Text provided Block Start


[0026] In the implementation shown in FIG. 5, the end effector of the robotic arm is positioned above the abdomen of the patient, pointed down toward the patient's legs. In another implementation, the end effector may be positioned between the patient's legs, pointed up toward the pelvic region.

[0027] The invention also comprises a method of manipulating the uterus with a robotic input. In some implementations, the surgeon is able to use laparoscopic-style motion to manipulate the uterus, almost as if it were a laparoscopic instrument. For example, using hands on the input devices 17, 18, the surgeon uses one input device 17 to control one robotic arm to control the position and/or orientation of the uterine manipulator (via the robotically moveable uterine manipulator), and the other input device 18 to control a different robotic arm to control the position, orientation and/or operation of a surgical device being used to treat the uterus or surrounding tissue. In a laparoscopic hysterectomy, therefore, the surgeon can use one hand to control manipulation of the uterus and the other hand to perform the cutting. In one configuration, the motion of the uterine manipulator is mapped to the user input device so that the robotic uterine manipulator, pointed toward the feet of the patient, moves in the manner of a laparoscopic instrument, moving relative to a fulcrum. In a second configuration, in which the robotic end effector is pointed up toward the vagina, the robot control system may perform mathematical operations/kinematics to map the motion differently to accomplish the same user experience. In some implementations, the motion may be mapped to Cartesian style motion which the user may not perceive to be moving about a fulcrum.

[0028] In some implementations, the robotic system may be able to determine a fulcrum/remote-center-of-motion that is located at an anatomical landmark, such as at the vaginal opening, in order to minimize tissue trauma, distension, or post-operative pain. This determination may be accomplished via methodologies similar to those described in US Publication No. 2010/0094312 which is attached at the Appendix and incorporated herein by reference. In other implementations, the surgeon may be able to manually set the fulcrum location.

Text provided Block End
Data Block Start

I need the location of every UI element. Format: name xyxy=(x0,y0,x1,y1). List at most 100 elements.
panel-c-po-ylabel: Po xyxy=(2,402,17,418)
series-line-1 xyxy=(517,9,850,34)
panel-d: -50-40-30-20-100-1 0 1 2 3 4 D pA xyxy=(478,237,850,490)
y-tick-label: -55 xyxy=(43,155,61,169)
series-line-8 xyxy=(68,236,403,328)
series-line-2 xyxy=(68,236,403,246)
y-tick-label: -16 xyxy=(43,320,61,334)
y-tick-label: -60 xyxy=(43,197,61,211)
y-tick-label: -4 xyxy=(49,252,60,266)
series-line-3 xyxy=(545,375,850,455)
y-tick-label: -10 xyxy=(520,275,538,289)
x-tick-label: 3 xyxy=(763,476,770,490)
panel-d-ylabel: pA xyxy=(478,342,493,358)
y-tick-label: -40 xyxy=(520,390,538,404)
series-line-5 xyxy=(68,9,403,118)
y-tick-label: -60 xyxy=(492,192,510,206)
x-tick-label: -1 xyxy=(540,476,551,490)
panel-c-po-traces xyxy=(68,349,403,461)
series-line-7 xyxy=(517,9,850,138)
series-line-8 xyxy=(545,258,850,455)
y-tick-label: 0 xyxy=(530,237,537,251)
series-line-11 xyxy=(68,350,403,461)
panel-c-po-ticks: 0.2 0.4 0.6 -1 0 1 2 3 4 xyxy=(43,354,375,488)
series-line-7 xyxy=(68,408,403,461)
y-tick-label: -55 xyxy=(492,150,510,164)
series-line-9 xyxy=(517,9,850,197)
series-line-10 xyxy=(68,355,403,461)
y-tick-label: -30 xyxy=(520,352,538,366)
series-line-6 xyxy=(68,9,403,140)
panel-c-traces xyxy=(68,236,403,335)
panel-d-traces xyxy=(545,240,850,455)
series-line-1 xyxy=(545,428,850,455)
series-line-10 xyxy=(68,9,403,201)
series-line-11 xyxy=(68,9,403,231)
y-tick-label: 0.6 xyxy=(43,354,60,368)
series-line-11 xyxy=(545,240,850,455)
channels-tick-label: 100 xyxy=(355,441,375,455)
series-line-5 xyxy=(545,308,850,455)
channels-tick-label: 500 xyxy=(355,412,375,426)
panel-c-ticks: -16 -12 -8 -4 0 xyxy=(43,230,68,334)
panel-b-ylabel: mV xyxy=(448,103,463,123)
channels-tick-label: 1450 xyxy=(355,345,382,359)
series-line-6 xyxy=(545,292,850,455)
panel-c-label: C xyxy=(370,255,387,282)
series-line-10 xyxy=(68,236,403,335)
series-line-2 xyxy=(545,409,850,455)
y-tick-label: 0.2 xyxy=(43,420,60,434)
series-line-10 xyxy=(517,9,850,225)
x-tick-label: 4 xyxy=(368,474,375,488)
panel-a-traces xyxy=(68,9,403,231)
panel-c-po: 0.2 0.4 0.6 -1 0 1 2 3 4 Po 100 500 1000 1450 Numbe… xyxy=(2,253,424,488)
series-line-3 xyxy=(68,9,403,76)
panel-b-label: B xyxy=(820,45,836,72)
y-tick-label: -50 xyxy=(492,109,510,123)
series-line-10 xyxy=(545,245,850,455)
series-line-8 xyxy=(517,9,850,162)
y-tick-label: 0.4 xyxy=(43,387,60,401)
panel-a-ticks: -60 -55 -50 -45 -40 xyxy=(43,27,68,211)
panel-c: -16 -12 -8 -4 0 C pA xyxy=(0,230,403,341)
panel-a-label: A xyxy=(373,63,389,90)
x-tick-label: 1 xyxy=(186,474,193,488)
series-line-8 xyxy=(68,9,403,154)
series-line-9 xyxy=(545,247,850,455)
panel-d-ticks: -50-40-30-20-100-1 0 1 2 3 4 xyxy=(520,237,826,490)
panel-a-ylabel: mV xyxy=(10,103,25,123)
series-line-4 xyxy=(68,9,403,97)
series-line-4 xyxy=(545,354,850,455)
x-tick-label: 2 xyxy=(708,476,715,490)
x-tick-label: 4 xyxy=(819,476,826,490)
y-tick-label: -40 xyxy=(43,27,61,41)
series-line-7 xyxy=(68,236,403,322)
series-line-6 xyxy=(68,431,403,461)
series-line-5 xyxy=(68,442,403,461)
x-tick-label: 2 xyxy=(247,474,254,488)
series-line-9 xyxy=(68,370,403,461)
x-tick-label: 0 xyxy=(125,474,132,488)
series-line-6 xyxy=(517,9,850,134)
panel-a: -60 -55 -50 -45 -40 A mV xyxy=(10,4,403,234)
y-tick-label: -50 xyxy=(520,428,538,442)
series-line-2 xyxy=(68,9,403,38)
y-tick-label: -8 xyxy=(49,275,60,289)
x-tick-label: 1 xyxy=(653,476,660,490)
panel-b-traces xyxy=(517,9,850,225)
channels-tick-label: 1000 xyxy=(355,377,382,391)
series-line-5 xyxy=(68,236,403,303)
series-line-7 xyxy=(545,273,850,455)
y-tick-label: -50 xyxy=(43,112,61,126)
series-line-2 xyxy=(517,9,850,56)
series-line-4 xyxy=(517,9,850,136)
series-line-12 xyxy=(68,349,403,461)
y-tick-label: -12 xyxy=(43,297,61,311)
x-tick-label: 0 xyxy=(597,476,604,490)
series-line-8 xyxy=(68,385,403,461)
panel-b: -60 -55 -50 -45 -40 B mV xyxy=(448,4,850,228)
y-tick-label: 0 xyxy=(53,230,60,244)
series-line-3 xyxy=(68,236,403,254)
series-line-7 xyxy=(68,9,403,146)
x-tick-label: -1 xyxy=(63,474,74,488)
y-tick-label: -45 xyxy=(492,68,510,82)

Data Block End

#### [Work instructions]
1 – Summarize the patent text on robotic uterine manipulation in two sentences.
2 – Answer these questions from the patent text on robotic uterine manipulation:
(a) In the implementation shown in FIG. 5, where is the end effector positioned?
(b) During a laparoscopic hysterectomy, what can the surgeon do with each hand?
(c) What anatomical landmark is given as an example of a fulcrum location?
3 – Extend the patent text on robotic uterine manipulation, picking up after its final sentence.
The records were taken from a separate source and are unrelated to the text.

#### [Results of the tasks]
1 – A robotic arm's end effector can manipulate the uterus from above the patient's abdomen or from between the legs, and the surgeon can use one input device to control the uterine manipulator while the other controls a surgical device. The system can map the manipulator's motion so it behaves like a laparoscopic instrument moving about a fulcrum, and the fulcrum may be determined at an anatomical landmark such as the vaginal opening or set manually by the surgeon.

2 –
(a) Above the patient's abdomen, pointed down toward the patient's legs.
(b) One hand controls manipulation of the uterus, and the other performs the cutting.
(c) The vaginal opening.

3 –
[0029] In certain procedures, two robotic arms may be employed to move the uterus. For example, one robotic arm might be used to control an instrument placed internal to the uterus (RUMI®, uterine sound, etc.) and another robotic arm might be used to control an instrument used to grasp the exterior of the uterus (rat-tooth grasper/tenaculum, etc.). In this implementation, manipulation of a single input 17 or 18 from the surgeon may cause two of the robotic arms to move in concert. This may be simple position control and tracking, or may be enhanced with force control means to minimize potentially-traumatic forces to the body. Alternatively, the surgeon might give input for one device using the left hand control 17 and give input for the other device using the right hand control 18.

[0030] The concepts described in this application allow the surgeon to directly manipulate the uterus, rather than relying on an assistant, allowing for stable control of the uterus, and allowing the surgeon to directly coordinate movement of the uterus/organ with the other instruments being operated by the surgeon.